→ **What the exercise asks**
Print every entry exactly as written.
--- Material provided ---
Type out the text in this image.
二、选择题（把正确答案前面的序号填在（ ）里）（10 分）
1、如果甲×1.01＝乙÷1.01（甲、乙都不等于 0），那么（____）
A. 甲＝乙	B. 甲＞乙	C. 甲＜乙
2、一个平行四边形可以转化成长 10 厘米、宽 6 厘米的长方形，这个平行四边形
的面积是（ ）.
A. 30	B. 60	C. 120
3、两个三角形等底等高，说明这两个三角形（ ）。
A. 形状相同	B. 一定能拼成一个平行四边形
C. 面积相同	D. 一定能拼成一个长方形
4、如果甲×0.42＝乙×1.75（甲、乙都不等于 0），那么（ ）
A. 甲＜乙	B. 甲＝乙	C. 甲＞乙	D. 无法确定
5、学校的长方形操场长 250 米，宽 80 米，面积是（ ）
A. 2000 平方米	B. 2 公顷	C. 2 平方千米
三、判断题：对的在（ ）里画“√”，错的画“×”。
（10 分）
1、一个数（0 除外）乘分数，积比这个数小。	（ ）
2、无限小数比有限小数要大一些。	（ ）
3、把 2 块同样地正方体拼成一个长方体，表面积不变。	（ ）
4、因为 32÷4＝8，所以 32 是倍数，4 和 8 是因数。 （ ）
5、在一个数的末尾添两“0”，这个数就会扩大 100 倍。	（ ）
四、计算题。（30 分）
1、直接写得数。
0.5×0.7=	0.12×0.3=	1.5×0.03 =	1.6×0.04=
---
→ **Task response**
Type out the text in this image.
二、选择题（把正确答案前面的序号填在（ ）里）（10 分）
1、如果甲×1.01＝乙÷1.01（甲、乙都不等于 0），那么（____）
A. 甲＝乙	B. 甲＞乙	C. 甲＜乙
2、一个平行四边形可以转化成长 10 厘米、宽 6 厘米的长方形，这个平行四边形
的面积是（ ）.
A. 30	B. 60	C. 120
3、两个三角形等底等高，说明这两个三角形（ ）。
A. 形状相同	B. 一定能拼成一个平行四边形
C. 面积相同	D. 一定能拼成一个长方形
4、如果甲×0.42＝乙×1.75（甲、乙都不等于 0），那么（ ）
A. 甲＜乙	B. 甲＝乙	C. 甲＞乙	D. 无法确定
5、学校的长方形操场长 250 米，宽 80 米，面积是（ ）
A. 2000 平方米	B. 2 公顷	C. 2 平方千米
三、判断题：对的在（ ）里画“√”，错的画“×”。
（10 分）
1、一个数（0 除外）乘分数，积比这个数小。	（ ）
2、无限小数比有限小数要大一些。	（ ）
3、把 2 块同样地正方体拼成一个长方体，表面积不变。	（ ）
4、因为 32÷4＝8，所以 32 是倍数，4 和 8 是因数。 （ ）
5、在一个数的末尾添两“0”，这个数就会扩大 100 倍。	（ ）
四、计算题。（30 分）
1、直接写得数。
0.5×0.7=	0.12×0.3=	1.5×0.03 =	1.6×0.04=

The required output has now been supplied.